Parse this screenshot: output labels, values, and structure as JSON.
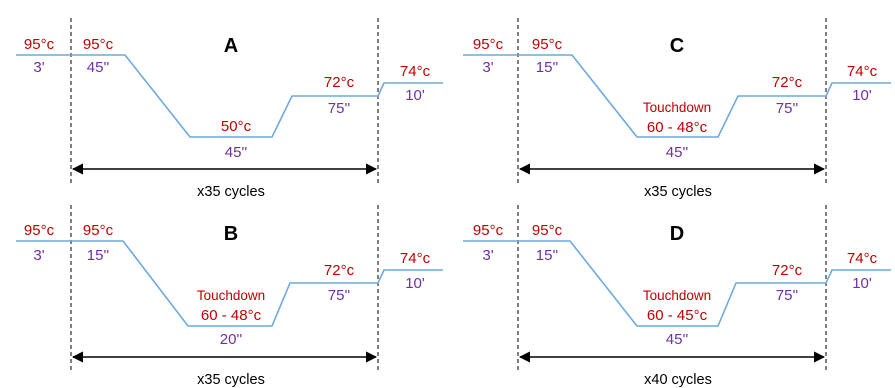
{
  "colors": {
    "temperature": "#c00000",
    "time": "#7030a0",
    "profile_line": "#6fa8dc",
    "guides": "#000000"
  },
  "panels": [
    {
      "letter": "A",
      "initial": {
        "temp": "95°c",
        "time": "3'"
      },
      "denature": {
        "temp": "95°c",
        "time": "45''"
      },
      "anneal_note": "",
      "anneal": {
        "temp": "50°c",
        "time": "45''"
      },
      "extend": {
        "temp": "72°c",
        "time": "75''"
      },
      "final": {
        "temp": "74°c",
        "time": "10'"
      },
      "cycles": "x35 cycles"
    },
    {
      "letter": "B",
      "initial": {
        "temp": "95°c",
        "time": "3'"
      },
      "denature": {
        "temp": "95°c",
        "time": "15''"
      },
      "anneal_note": "Touchdown",
      "anneal": {
        "temp": "60 - 48°c",
        "time": "20''"
      },
      "extend": {
        "temp": "72°c",
        "time": "75''"
      },
      "final": {
        "temp": "74°c",
        "time": "10'"
      },
      "cycles": "x35 cycles"
    },
    {
      "letter": "C",
      "initial": {
        "temp": "95°c",
        "time": "3'"
      },
      "denature": {
        "temp": "95°c",
        "time": "15''"
      },
      "anneal_note": "Touchdown",
      "anneal": {
        "temp": "60 - 48°c",
        "time": "45''"
      },
      "extend": {
        "temp": "72°c",
        "time": "75''"
      },
      "final": {
        "temp": "74°c",
        "time": "10'"
      },
      "cycles": "x35 cycles"
    },
    {
      "letter": "D",
      "initial": {
        "temp": "95°c",
        "time": "3'"
      },
      "denature": {
        "temp": "95°c",
        "time": "15''"
      },
      "anneal_note": "Touchdown",
      "anneal": {
        "temp": "60 - 45°c",
        "time": "45''"
      },
      "extend": {
        "temp": "72°c",
        "time": "75''"
      },
      "final": {
        "temp": "74°c",
        "time": "10'"
      },
      "cycles": "x40 cycles"
    }
  ]
}
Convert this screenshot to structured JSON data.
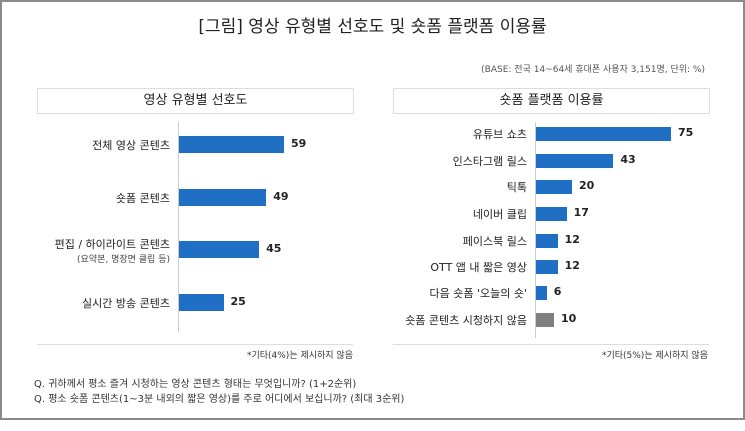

:::::

WRITTEN REQUEST:
Find all the lines containing "this" in the material, then copy them.

CORRECT RESPONSE:
Parse this screenshot: output labels, values, and structure as JSON.
Convert this screenshot to structured JSON data.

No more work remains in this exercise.